→ **EXERCISE AIM**
In the material below, find each line holding the string "他应该选择" and copy it.

→ **Collection entries**
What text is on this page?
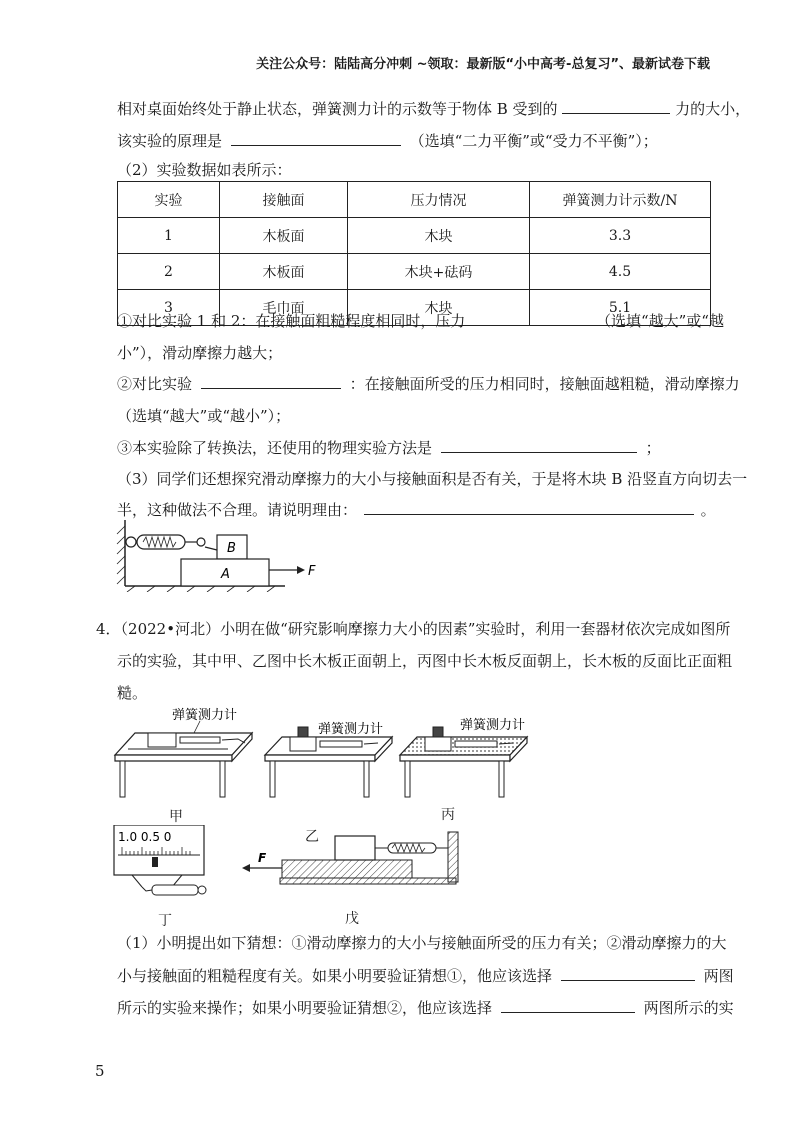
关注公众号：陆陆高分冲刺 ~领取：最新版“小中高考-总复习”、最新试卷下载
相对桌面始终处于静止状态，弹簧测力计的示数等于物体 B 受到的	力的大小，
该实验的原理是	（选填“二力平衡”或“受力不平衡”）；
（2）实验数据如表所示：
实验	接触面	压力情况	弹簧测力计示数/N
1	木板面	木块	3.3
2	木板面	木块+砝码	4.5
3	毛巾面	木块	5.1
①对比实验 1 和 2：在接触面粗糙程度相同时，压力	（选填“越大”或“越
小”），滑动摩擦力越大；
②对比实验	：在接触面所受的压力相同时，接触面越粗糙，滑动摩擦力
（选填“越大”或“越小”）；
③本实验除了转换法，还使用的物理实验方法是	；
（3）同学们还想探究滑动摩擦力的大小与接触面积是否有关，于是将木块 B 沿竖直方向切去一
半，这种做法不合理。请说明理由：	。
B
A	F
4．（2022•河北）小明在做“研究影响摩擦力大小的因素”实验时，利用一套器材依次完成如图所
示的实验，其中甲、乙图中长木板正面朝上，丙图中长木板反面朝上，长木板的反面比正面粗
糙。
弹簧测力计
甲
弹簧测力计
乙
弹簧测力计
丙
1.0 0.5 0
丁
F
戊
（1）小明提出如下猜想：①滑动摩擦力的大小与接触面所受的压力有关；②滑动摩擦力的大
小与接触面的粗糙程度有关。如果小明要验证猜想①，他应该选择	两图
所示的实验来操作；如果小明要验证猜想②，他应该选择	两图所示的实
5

→ **COMPLETE ANSWER**
小与接触面的粗糙程度有关。如果小明要验证猜想①，他应该选择	两图
所示的实验来操作；如果小明要验证猜想②，他应该选择	两图所示的实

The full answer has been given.